Written exercise: Write out all the entries word for word and omit any pictures.

Dataset records:
──────
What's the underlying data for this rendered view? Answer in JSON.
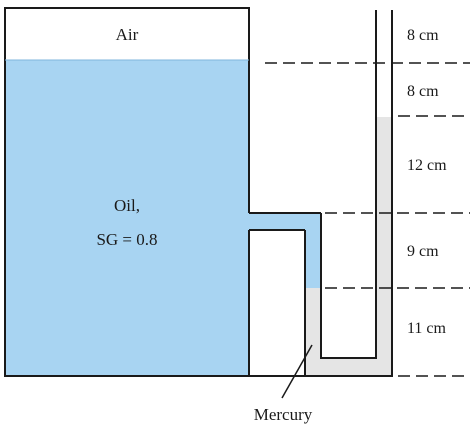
{
  "labels": {
    "air": "Air",
    "oil_line1": "Oil,",
    "oil_line2": "SG = 0.8",
    "mercury": "Mercury"
  },
  "dimensions": [
    "8 cm",
    "8 cm",
    "12 cm",
    "9 cm",
    "11 cm"
  ],
  "colors": {
    "oil": "#a8d4f2",
    "mercury": "#e5e5e5",
    "air": "#ffffff",
    "outline": "#1a1a1a"
  }
}
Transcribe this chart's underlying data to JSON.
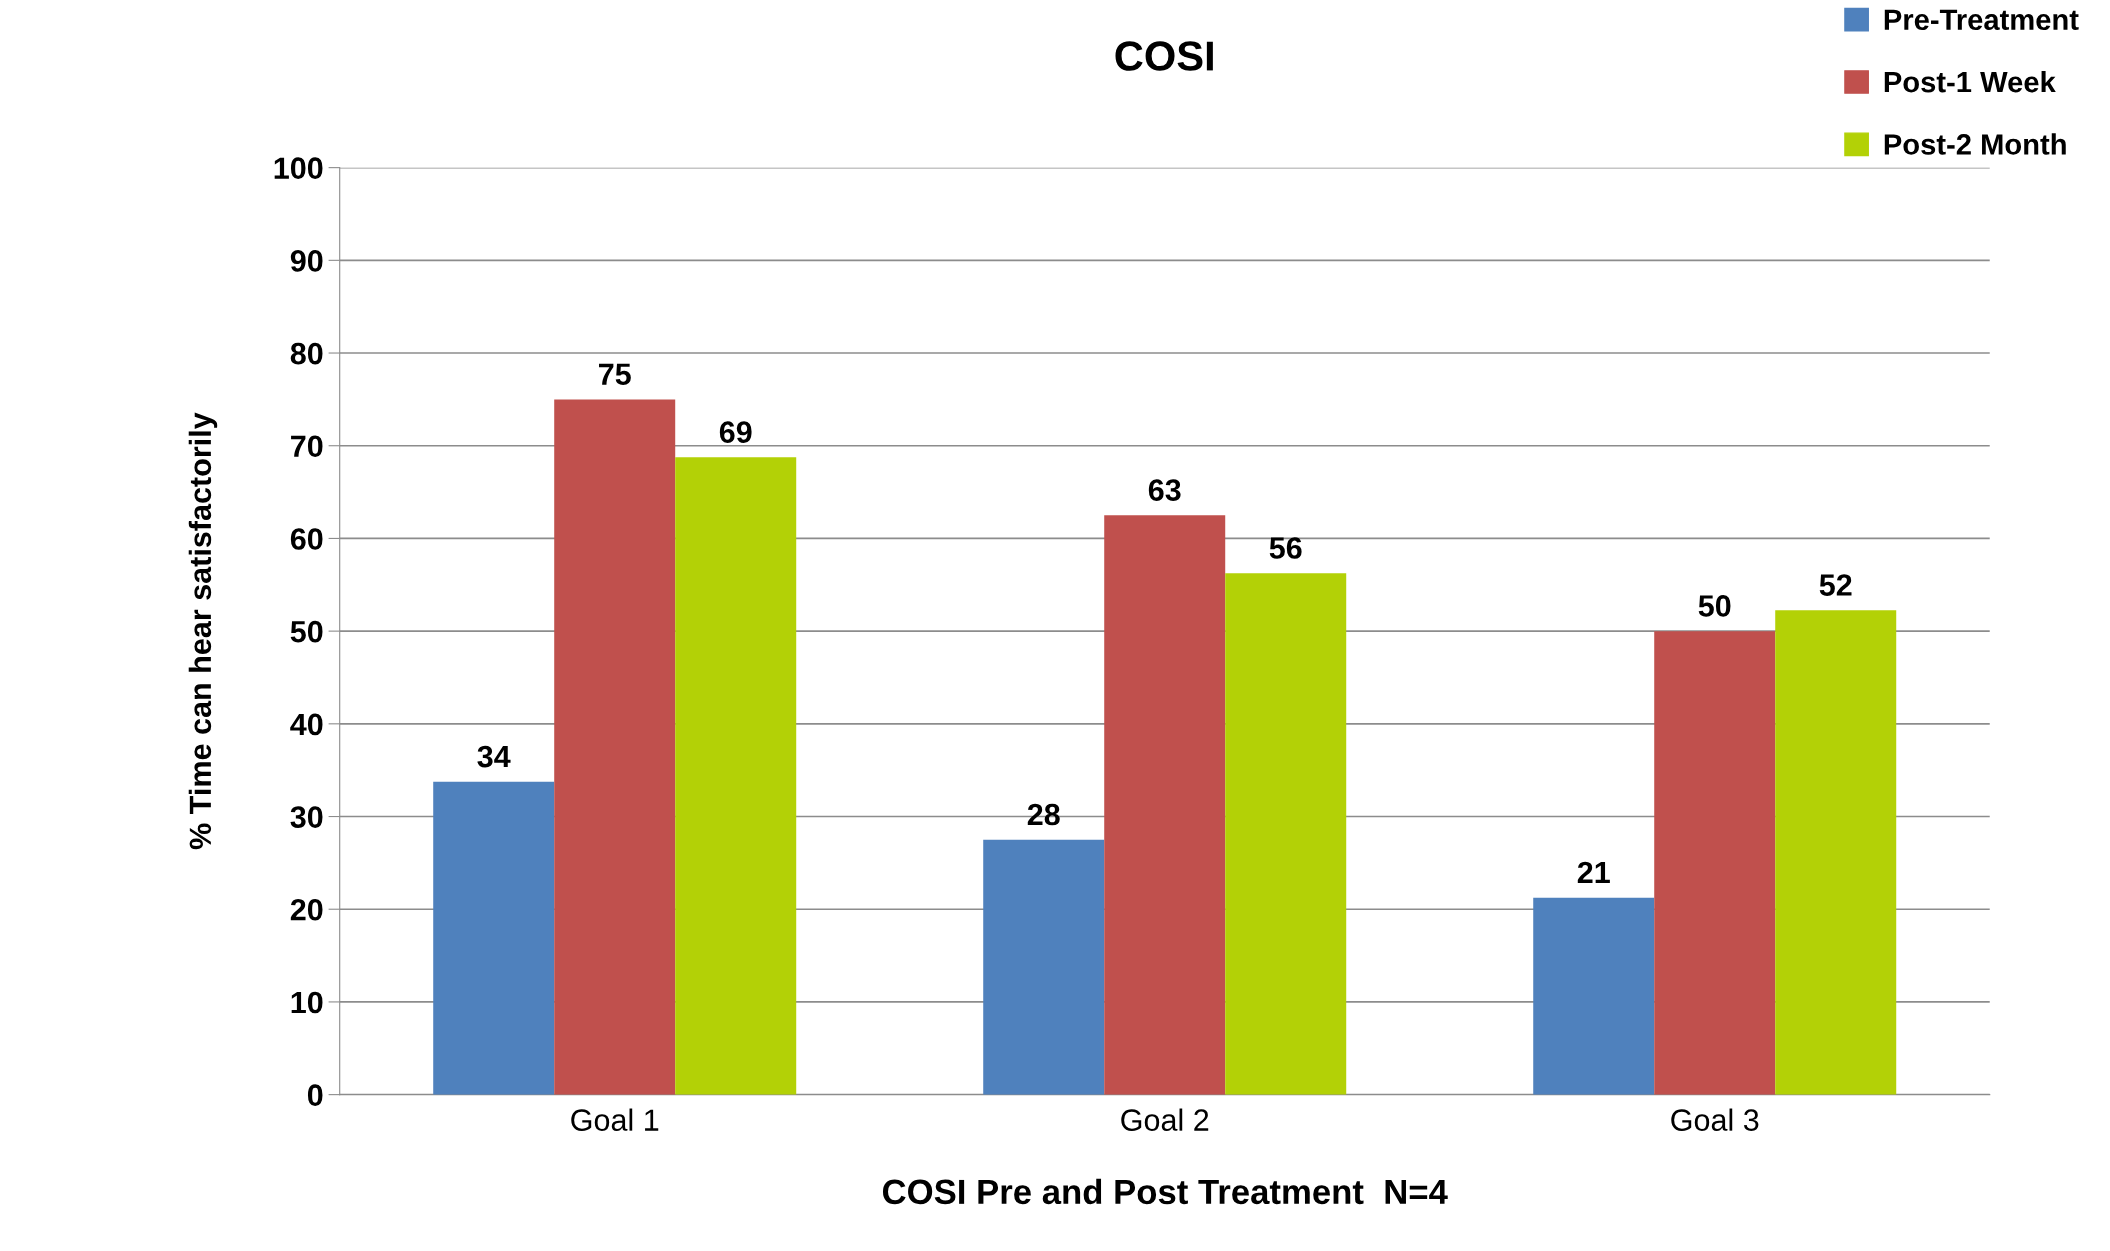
{
  "chart_data": {
    "type": "bar",
    "title": "COSI",
    "xlabel": "COSI Pre and Post Treatment  N=4",
    "ylabel": "% Time can hear satisfactorily",
    "categories": [
      "Goal 1",
      "Goal 2",
      "Goal 3"
    ],
    "series": [
      {
        "name": "Pre-Treatment",
        "color": "#4f81bd",
        "values": [
          33.75,
          27.5,
          21.25
        ],
        "value_labels": [
          "34",
          "28",
          "21"
        ]
      },
      {
        "name": "Post-1 Week",
        "color": "#c0504d",
        "values": [
          75,
          62.5,
          50
        ],
        "value_labels": [
          "75",
          "63",
          "50"
        ]
      },
      {
        "name": "Post-2 Month",
        "color": "#b3d106",
        "values": [
          68.75,
          56.25,
          52.25
        ],
        "value_labels": [
          "69",
          "56",
          "52"
        ]
      }
    ],
    "ylim": [
      0,
      100
    ],
    "yticks": [
      0,
      10,
      20,
      30,
      40,
      50,
      60,
      70,
      80,
      90,
      100
    ],
    "grid": "y",
    "legend": "top right"
  }
}
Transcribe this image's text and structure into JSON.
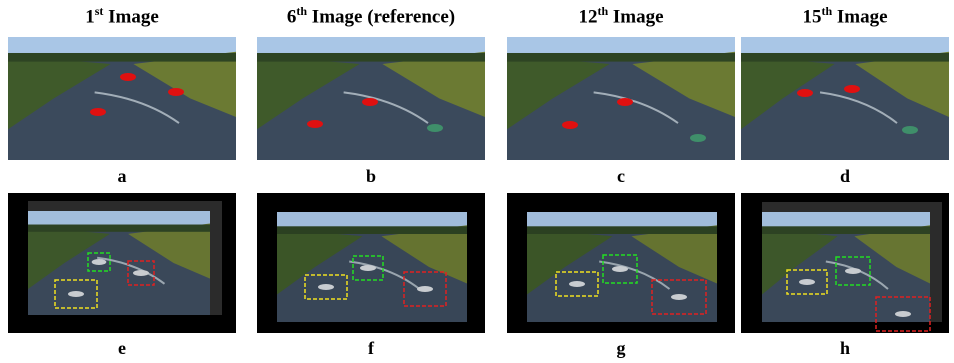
{
  "headers": [
    {
      "number": "1",
      "suffix": "st",
      "text": "Image"
    },
    {
      "number": "6",
      "suffix": "th",
      "text": "Image (reference)"
    },
    {
      "number": "12",
      "suffix": "th",
      "text": "Image"
    },
    {
      "number": "15",
      "suffix": "th",
      "text": "Image"
    }
  ],
  "labels": [
    "a",
    "b",
    "c",
    "d",
    "e",
    "f",
    "g",
    "h"
  ]
}
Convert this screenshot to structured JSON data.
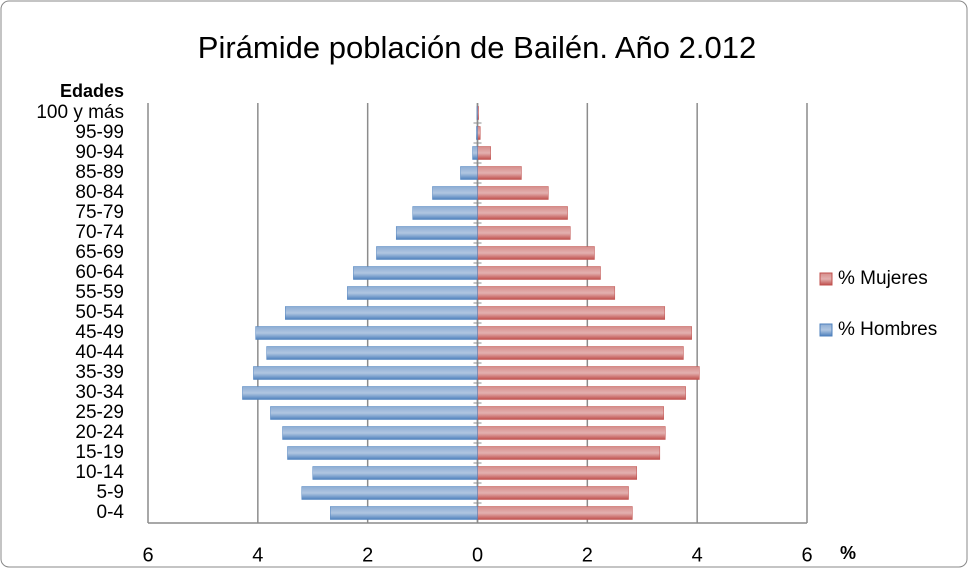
{
  "chart_data": {
    "type": "bar",
    "orientation": "horizontal",
    "stacked": true,
    "title": "Pirámide población de Bailén. Año 2.012",
    "y_label": "Edades",
    "x_label": "%",
    "categories": [
      "0-4",
      "5-9",
      "10-14",
      "15-19",
      "20-24",
      "25-29",
      "30-34",
      "35-39",
      "40-44",
      "45-49",
      "50-54",
      "55-59",
      "60-64",
      "65-69",
      "70-74",
      "75-79",
      "80-84",
      "85-89",
      "90-94",
      "95-99",
      "100 y más"
    ],
    "series": [
      {
        "name": "% Mujeres",
        "color": "#c0504d",
        "values": [
          2.82,
          2.75,
          2.9,
          3.32,
          3.42,
          3.39,
          3.79,
          4.04,
          3.75,
          3.9,
          3.41,
          2.5,
          2.24,
          2.13,
          1.69,
          1.64,
          1.29,
          0.8,
          0.24,
          0.05,
          0.02
        ]
      },
      {
        "name": "% Hombres",
        "color": "#4f81bd",
        "values": [
          -2.68,
          -3.2,
          -3.0,
          -3.46,
          -3.55,
          -3.77,
          -4.28,
          -4.08,
          -3.84,
          -4.04,
          -3.5,
          -2.37,
          -2.26,
          -1.84,
          -1.48,
          -1.18,
          -0.82,
          -0.31,
          -0.09,
          -0.02,
          -0.01
        ]
      }
    ],
    "xlim": [
      -6,
      6
    ],
    "xticks": [
      {
        "value": -6,
        "label": "6"
      },
      {
        "value": -4,
        "label": "4"
      },
      {
        "value": -2,
        "label": "2"
      },
      0,
      2,
      4,
      6
    ],
    "grid": true,
    "legend": "right"
  }
}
──────
Solution for this problem:
What's the underlying data for this rendered view? Answer in JSON.
{
  "labels": {
    "air": "Air",
    "oil_line1": "Oil,",
    "oil_line2": "SG = 0.8",
    "mercury": "Mercury"
  },
  "dimensions": [
    "8 cm",
    "8 cm",
    "12 cm",
    "9 cm",
    "11 cm"
  ],
  "colors": {
    "oil": "#a8d4f2",
    "mercury": "#e5e5e5",
    "air": "#ffffff",
    "outline": "#1a1a1a"
  }
}
Transcribe this chart's underlying data to JSON.
{
  "chart_data": {
    "type": "bar",
    "title": "COSI",
    "xlabel": "COSI Pre and Post Treatment  N=4",
    "ylabel": "% Time can hear satisfactorily",
    "categories": [
      "Goal 1",
      "Goal 2",
      "Goal 3"
    ],
    "series": [
      {
        "name": "Pre-Treatment",
        "color": "#4f81bd",
        "values": [
          33.75,
          27.5,
          21.25
        ],
        "value_labels": [
          "34",
          "28",
          "21"
        ]
      },
      {
        "name": "Post-1 Week",
        "color": "#c0504d",
        "values": [
          75,
          62.5,
          50
        ],
        "value_labels": [
          "75",
          "63",
          "50"
        ]
      },
      {
        "name": "Post-2 Month",
        "color": "#b3d106",
        "values": [
          68.75,
          56.25,
          52.25
        ],
        "value_labels": [
          "69",
          "56",
          "52"
        ]
      }
    ],
    "ylim": [
      0,
      100
    ],
    "yticks": [
      0,
      10,
      20,
      30,
      40,
      50,
      60,
      70,
      80,
      90,
      100
    ],
    "grid": "y",
    "legend": "top right"
  }
}
Transcribe this image's text and structure into JSON.
{
  "headers": [
    {
      "number": "1",
      "suffix": "st",
      "text": "Image"
    },
    {
      "number": "6",
      "suffix": "th",
      "text": "Image (reference)"
    },
    {
      "number": "12",
      "suffix": "th",
      "text": "Image"
    },
    {
      "number": "15",
      "suffix": "th",
      "text": "Image"
    }
  ],
  "labels": [
    "a",
    "b",
    "c",
    "d",
    "e",
    "f",
    "g",
    "h"
  ]
}
Convert this screenshot to structured JSON data.
{
  "chart_data": {
    "type": "bar",
    "orientation": "horizontal",
    "stacked": true,
    "title": "Pirámide población de Bailén. Año 2.012",
    "y_label": "Edades",
    "x_label": "%",
    "categories": [
      "0-4",
      "5-9",
      "10-14",
      "15-19",
      "20-24",
      "25-29",
      "30-34",
      "35-39",
      "40-44",
      "45-49",
      "50-54",
      "55-59",
      "60-64",
      "65-69",
      "70-74",
      "75-79",
      "80-84",
      "85-89",
      "90-94",
      "95-99",
      "100 y más"
    ],
    "series": [
      {
        "name": "% Mujeres",
        "color": "#c0504d",
        "values": [
          2.82,
          2.75,
          2.9,
          3.32,
          3.42,
          3.39,
          3.79,
          4.04,
          3.75,
          3.9,
          3.41,
          2.5,
          2.24,
          2.13,
          1.69,
          1.64,
          1.29,
          0.8,
          0.24,
          0.05,
          0.02
        ]
      },
      {
        "name": "% Hombres",
        "color": "#4f81bd",
        "values": [
          -2.68,
          -3.2,
          -3.0,
          -3.46,
          -3.55,
          -3.77,
          -4.28,
          -4.08,
          -3.84,
          -4.04,
          -3.5,
          -2.37,
          -2.26,
          -1.84,
          -1.48,
          -1.18,
          -0.82,
          -0.31,
          -0.09,
          -0.02,
          -0.01
        ]
      }
    ],
    "xlim": [
      -6,
      6
    ],
    "xticks": [
      {
        "value": -6,
        "label": "6"
      },
      {
        "value": -4,
        "label": "4"
      },
      {
        "value": -2,
        "label": "2"
      },
      0,
      2,
      4,
      6
    ],
    "grid": true,
    "legend": "right"
  }
}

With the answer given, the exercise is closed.